> _What you will do_:
Leave out the images; return the rest of the data exactly.

+ + +

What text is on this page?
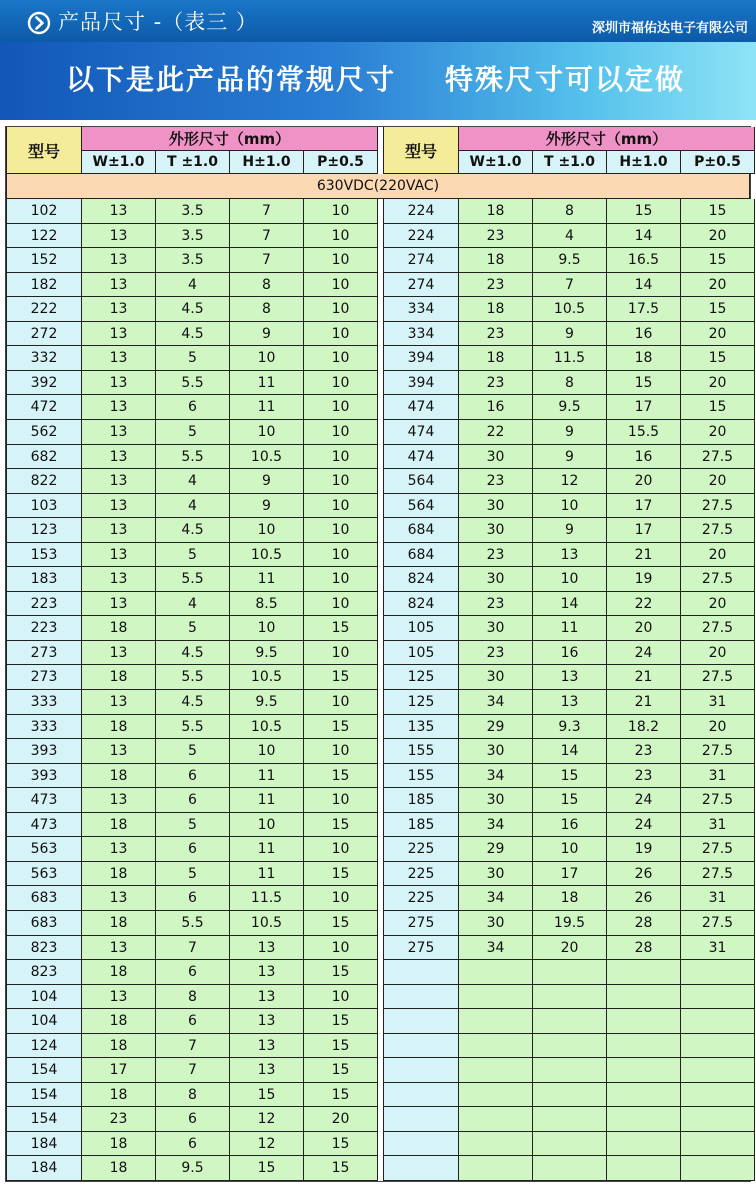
产品尺寸 -（表三 ）	深圳市福佑达电子有限公司
以下是此产品的常规尺寸 特殊尺寸可以定做
型号
外形尺寸（mm）
W±1.0	T ±1.0	H±1.0	P±0.5
型号
外形尺寸（mm）
W±1.0	T ±1.0	H±1.0	P±0.5
630VDC(220VAC)
102	13	3.5	7	10
122	13	3.5	7	10
152	13	3.5	7	10
182	13	4	8	10
222	13	4.5	8	10
272	13	4.5	9	10
332	13	5	10	10
392	13	5.5	11	10
472	13	6	11	10
562	13	5	10	10
682	13	5.5	10.5	10
822	13	4	9	10
103	13	4	9	10
123	13	4.5	10	10
153	13	5	10.5	10
183	13	5.5	11	10
223	13	4	8.5	10
223	18	5	10	15
273	13	4.5	9.5	10
273	18	5.5	10.5	15
333	13	4.5	9.5	10
333	18	5.5	10.5	15
393	13	5	10	10
393	18	6	11	15
473	13	6	11	10
473	18	5	10	15
563	13	6	11	10
563	18	5	11	15
683	13	6	11.5	10
683	18	5.5	10.5	15
823	13	7	13	10
823	18	6	13	15
104	13	8	13	10
104	18	6	13	15
124	18	7	13	15
154	17	7	13	15
154	18	8	15	15
154	23	6	12	20
184	18	6	12	15
184	18	9.5	15	15
224	18	8	15	15
224	23	4	14	20
274	18	9.5	16.5	15
274	23	7	14	20
334	18	10.5	17.5	15
334	23	9	16	20
394	18	11.5	18	15
394	23	8	15	20
474	16	9.5	17	15
474	22	9	15.5	20
474	30	9	16	27.5
564	23	12	20	20
564	30	10	17	27.5
684	30	9	17	27.5
684	23	13	21	20
824	30	10	19	27.5
824	23	14	22	20
105	30	11	20	27.5
105	23	16	24	20
125	30	13	21	27.5
125	34	13	21	31
135	29	9.3	18.2	20
155	30	14	23	27.5
155	34	15	23	31
185	30	15	24	27.5
185	34	16	24	31
225	29	10	19	27.5
225	30	17	26	27.5
225	34	18	26	31
275	30	19.5	28	27.5
275	34	20	28	31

+ + +

> _Result_:
What text is on this page?
产品尺寸 -（表三 ）	深圳市福佑达电子有限公司
以下是此产品的常规尺寸 特殊尺寸可以定做
型号
外形尺寸（mm）
W±1.0	T ±1.0	H±1.0	P±0.5
型号
外形尺寸（mm）
W±1.0	T ±1.0	H±1.0	P±0.5
630VDC(220VAC)
102	13	3.5	7	10
122	13	3.5	7	10
152	13	3.5	7	10
182	13	4	8	10
222	13	4.5	8	10
272	13	4.5	9	10
332	13	5	10	10
392	13	5.5	11	10
472	13	6	11	10
562	13	5	10	10
682	13	5.5	10.5	10
822	13	4	9	10
103	13	4	9	10
123	13	4.5	10	10
153	13	5	10.5	10
183	13	5.5	11	10
223	13	4	8.5	10
223	18	5	10	15
273	13	4.5	9.5	10
273	18	5.5	10.5	15
333	13	4.5	9.5	10
333	18	5.5	10.5	15
393	13	5	10	10
393	18	6	11	15
473	13	6	11	10
473	18	5	10	15
563	13	6	11	10
563	18	5	11	15
683	13	6	11.5	10
683	18	5.5	10.5	15
823	13	7	13	10
823	18	6	13	15
104	13	8	13	10
104	18	6	13	15
124	18	7	13	15
154	17	7	13	15
154	18	8	15	15
154	23	6	12	20
184	18	6	12	15
184	18	9.5	15	15
224	18	8	15	15
224	23	4	14	20
274	18	9.5	16.5	15
274	23	7	14	20
334	18	10.5	17.5	15
334	23	9	16	20
394	18	11.5	18	15
394	23	8	15	20
474	16	9.5	17	15
474	22	9	15.5	20
474	30	9	16	27.5
564	23	12	20	20
564	30	10	17	27.5
684	30	9	17	27.5
684	23	13	21	20
824	30	10	19	27.5
824	23	14	22	20
105	30	11	20	27.5
105	23	16	24	20
125	30	13	21	27.5
125	34	13	21	31
135	29	9.3	18.2	20
155	30	14	23	27.5
155	34	15	23	31
185	30	15	24	27.5
185	34	16	24	31
225	29	10	19	27.5
225	30	17	26	27.5
225	34	18	26	31
275	30	19.5	28	27.5
275	34	20	28	31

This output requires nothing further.